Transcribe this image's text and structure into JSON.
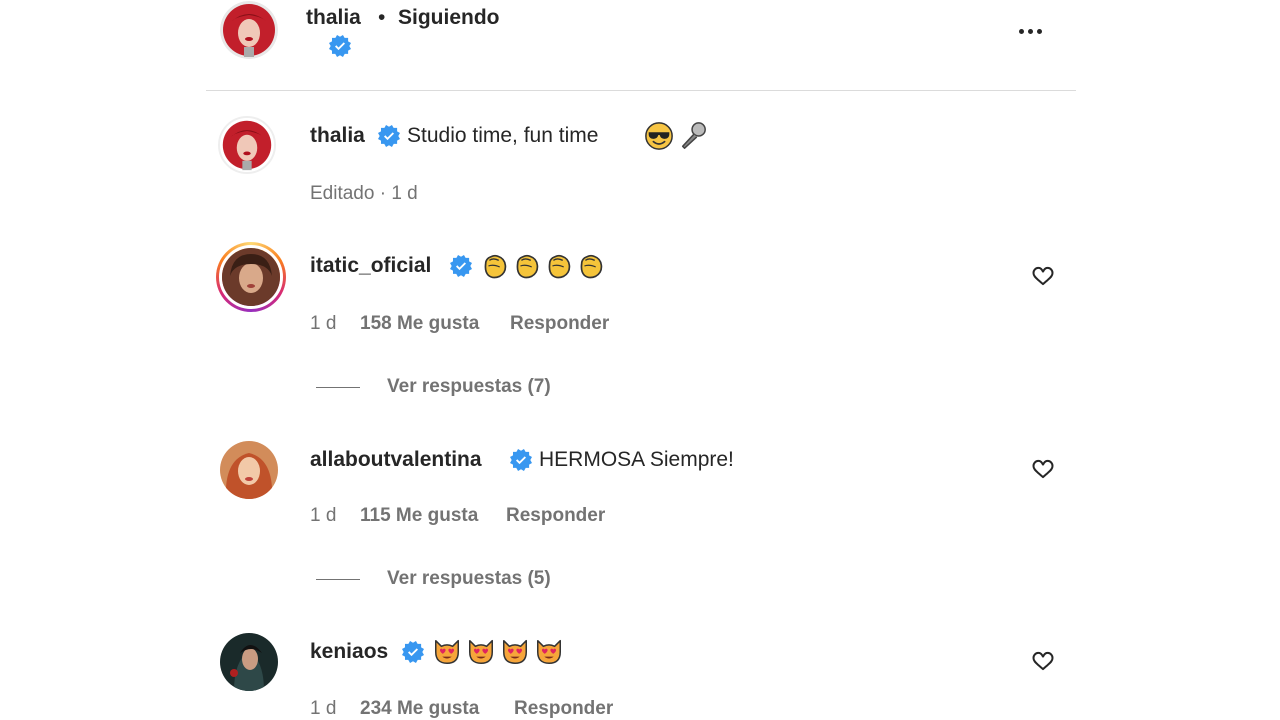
{
  "header": {
    "username": "thalia",
    "separator": "•",
    "follow_status": "Siguiendo",
    "more_icon": "more-horizontal-icon"
  },
  "caption": {
    "username": "thalia",
    "text": "Studio time, fun time",
    "emojis": [
      "sunglasses-emoji",
      "microphone-emoji"
    ],
    "meta": "Editado · 1 d"
  },
  "comments": [
    {
      "username": "itatic_oficial",
      "text": "",
      "emojis": [
        "clapping-hands-emoji",
        "clapping-hands-emoji",
        "clapping-hands-emoji",
        "clapping-hands-emoji"
      ],
      "time": "1 d",
      "likes": "158 Me gusta",
      "reply": "Responder",
      "view_replies": "Ver respuestas (7)"
    },
    {
      "username": "allaboutvalentina",
      "text": "HERMOSA Siempre!",
      "emojis": [],
      "time": "1 d",
      "likes": "115 Me gusta",
      "reply": "Responder",
      "view_replies": "Ver respuestas (5)"
    },
    {
      "username": "keniaos",
      "text": "",
      "emojis": [
        "heart-eyes-cat-emoji",
        "heart-eyes-cat-emoji",
        "heart-eyes-cat-emoji",
        "heart-eyes-cat-emoji"
      ],
      "time": "1 d",
      "likes": "234 Me gusta",
      "reply": "Responder"
    }
  ],
  "colors": {
    "verified": "#3897f0",
    "text_primary": "#262626",
    "text_secondary": "#737373",
    "divider": "#dbdbdb"
  }
}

--

> _EXERCISE_:
Retype the records exactly. Any image in them should not appear in what you write.

> _COMPLETED TASK_:
Transcribe this image's text and structure into JSON.
{
  "header": {
    "username": "thalia",
    "separator": "•",
    "follow_status": "Siguiendo",
    "more_icon": "more-horizontal-icon"
  },
  "caption": {
    "username": "thalia",
    "text": "Studio time, fun time",
    "emojis": [
      "sunglasses-emoji",
      "microphone-emoji"
    ],
    "meta": "Editado · 1 d"
  },
  "comments": [
    {
      "username": "itatic_oficial",
      "text": "",
      "emojis": [
        "clapping-hands-emoji",
        "clapping-hands-emoji",
        "clapping-hands-emoji",
        "clapping-hands-emoji"
      ],
      "time": "1 d",
      "likes": "158 Me gusta",
      "reply": "Responder",
      "view_replies": "Ver respuestas (7)"
    },
    {
      "username": "allaboutvalentina",
      "text": "HERMOSA Siempre!",
      "emojis": [],
      "time": "1 d",
      "likes": "115 Me gusta",
      "reply": "Responder",
      "view_replies": "Ver respuestas (5)"
    },
    {
      "username": "keniaos",
      "text": "",
      "emojis": [
        "heart-eyes-cat-emoji",
        "heart-eyes-cat-emoji",
        "heart-eyes-cat-emoji",
        "heart-eyes-cat-emoji"
      ],
      "time": "1 d",
      "likes": "234 Me gusta",
      "reply": "Responder"
    }
  ],
  "colors": {
    "verified": "#3897f0",
    "text_primary": "#262626",
    "text_secondary": "#737373",
    "divider": "#dbdbdb"
  }
}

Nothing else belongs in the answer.